Exercise requirements :: Determine the number of lines that contain the word "маски", then state that number and nothing more.

Rows ::

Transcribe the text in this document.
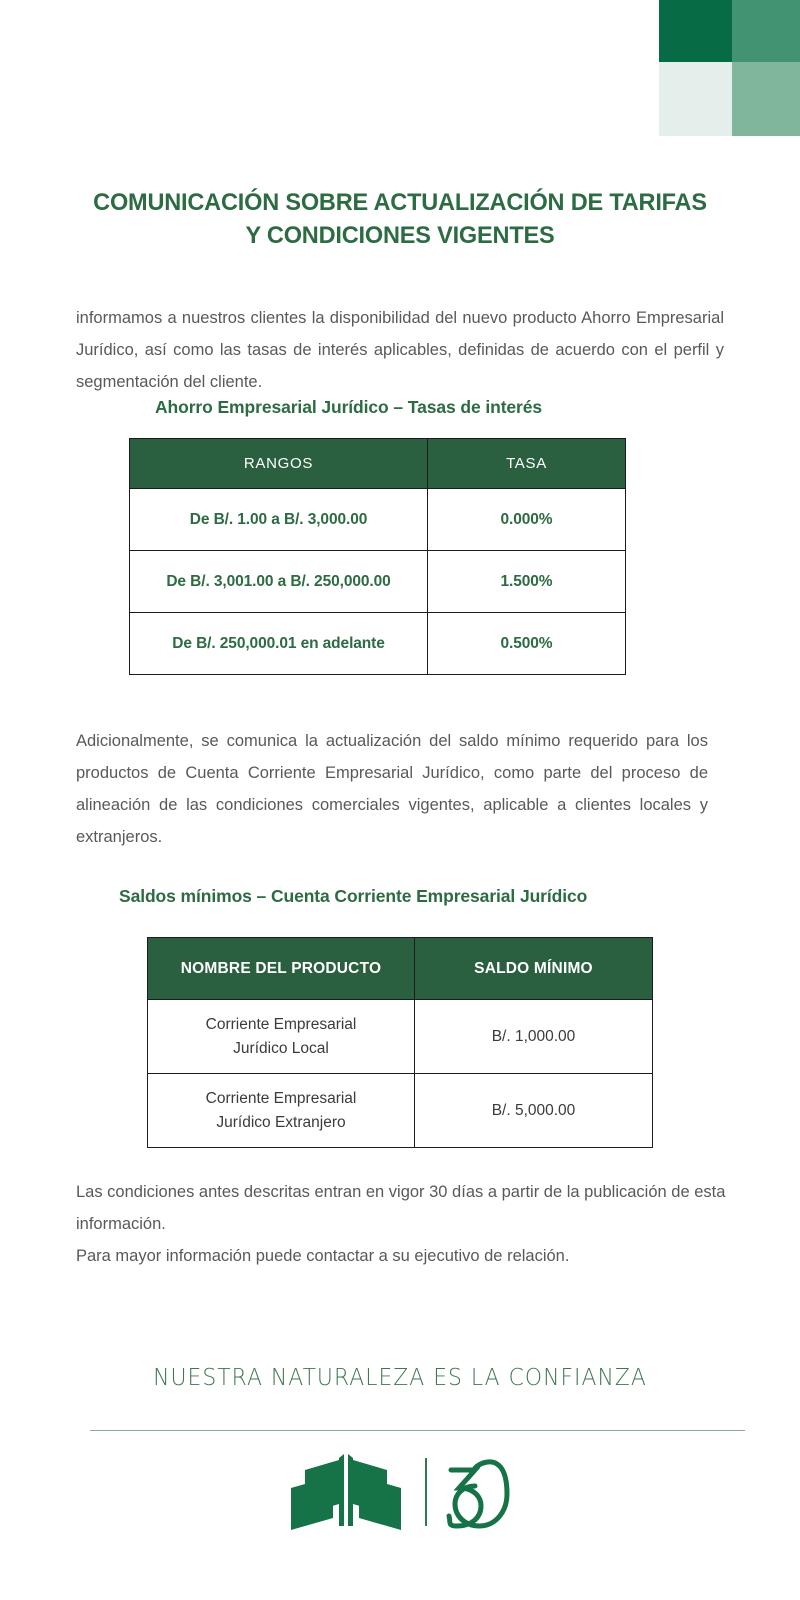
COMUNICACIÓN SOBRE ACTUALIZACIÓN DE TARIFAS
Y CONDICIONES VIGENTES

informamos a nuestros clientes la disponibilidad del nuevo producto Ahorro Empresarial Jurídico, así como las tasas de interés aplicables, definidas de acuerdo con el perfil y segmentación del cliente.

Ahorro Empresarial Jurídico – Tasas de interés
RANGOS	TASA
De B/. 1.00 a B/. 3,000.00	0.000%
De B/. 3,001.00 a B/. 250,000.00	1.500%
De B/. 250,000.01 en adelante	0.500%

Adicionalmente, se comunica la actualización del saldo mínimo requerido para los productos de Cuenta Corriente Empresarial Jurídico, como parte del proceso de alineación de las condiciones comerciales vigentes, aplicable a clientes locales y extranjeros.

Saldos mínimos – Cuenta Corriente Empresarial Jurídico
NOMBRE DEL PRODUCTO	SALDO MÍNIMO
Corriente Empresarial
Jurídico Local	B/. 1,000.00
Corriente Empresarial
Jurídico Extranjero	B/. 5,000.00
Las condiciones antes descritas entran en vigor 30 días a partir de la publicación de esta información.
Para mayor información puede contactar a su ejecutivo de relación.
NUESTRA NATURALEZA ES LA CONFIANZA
* * *
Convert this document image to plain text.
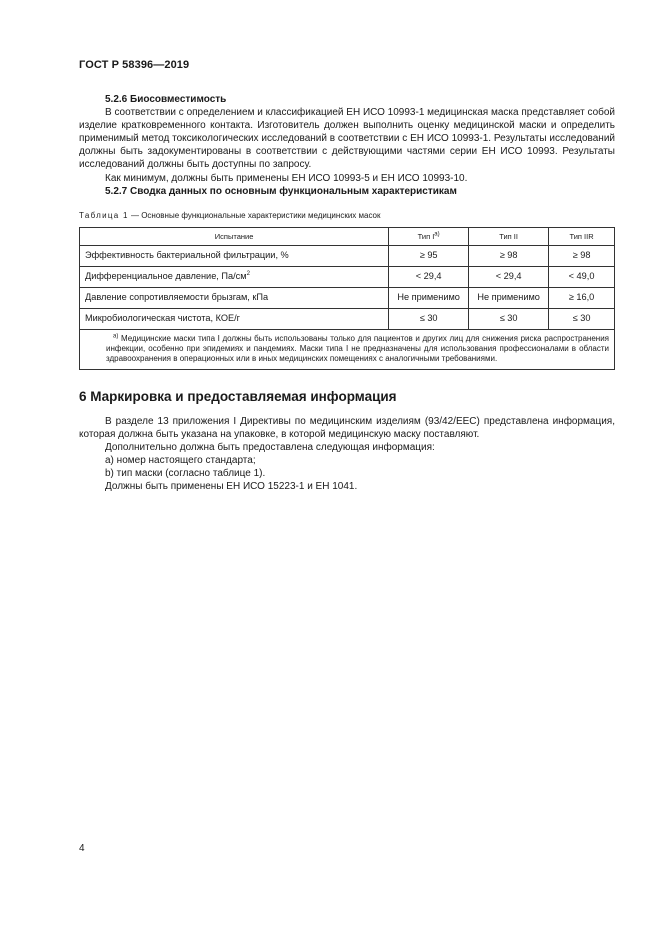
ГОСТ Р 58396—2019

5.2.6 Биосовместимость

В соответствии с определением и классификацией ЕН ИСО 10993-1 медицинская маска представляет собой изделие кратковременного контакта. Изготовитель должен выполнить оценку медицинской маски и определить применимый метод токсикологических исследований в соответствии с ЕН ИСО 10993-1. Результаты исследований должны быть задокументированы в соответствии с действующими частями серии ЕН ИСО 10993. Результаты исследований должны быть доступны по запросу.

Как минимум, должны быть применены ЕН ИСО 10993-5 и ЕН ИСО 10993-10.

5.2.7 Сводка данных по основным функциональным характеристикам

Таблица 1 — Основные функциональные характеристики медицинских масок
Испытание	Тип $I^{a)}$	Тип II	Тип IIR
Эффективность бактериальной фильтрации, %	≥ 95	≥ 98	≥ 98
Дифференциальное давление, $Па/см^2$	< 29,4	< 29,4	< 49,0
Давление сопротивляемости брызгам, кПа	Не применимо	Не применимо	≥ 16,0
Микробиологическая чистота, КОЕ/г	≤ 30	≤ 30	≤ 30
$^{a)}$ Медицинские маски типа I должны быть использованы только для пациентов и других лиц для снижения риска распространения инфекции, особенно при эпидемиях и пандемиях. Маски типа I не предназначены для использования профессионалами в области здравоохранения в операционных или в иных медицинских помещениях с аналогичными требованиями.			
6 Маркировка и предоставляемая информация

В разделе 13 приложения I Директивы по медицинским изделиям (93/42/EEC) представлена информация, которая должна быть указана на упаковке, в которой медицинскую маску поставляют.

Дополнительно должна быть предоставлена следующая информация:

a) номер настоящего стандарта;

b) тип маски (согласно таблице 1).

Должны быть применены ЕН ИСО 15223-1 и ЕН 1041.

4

Task response :: 3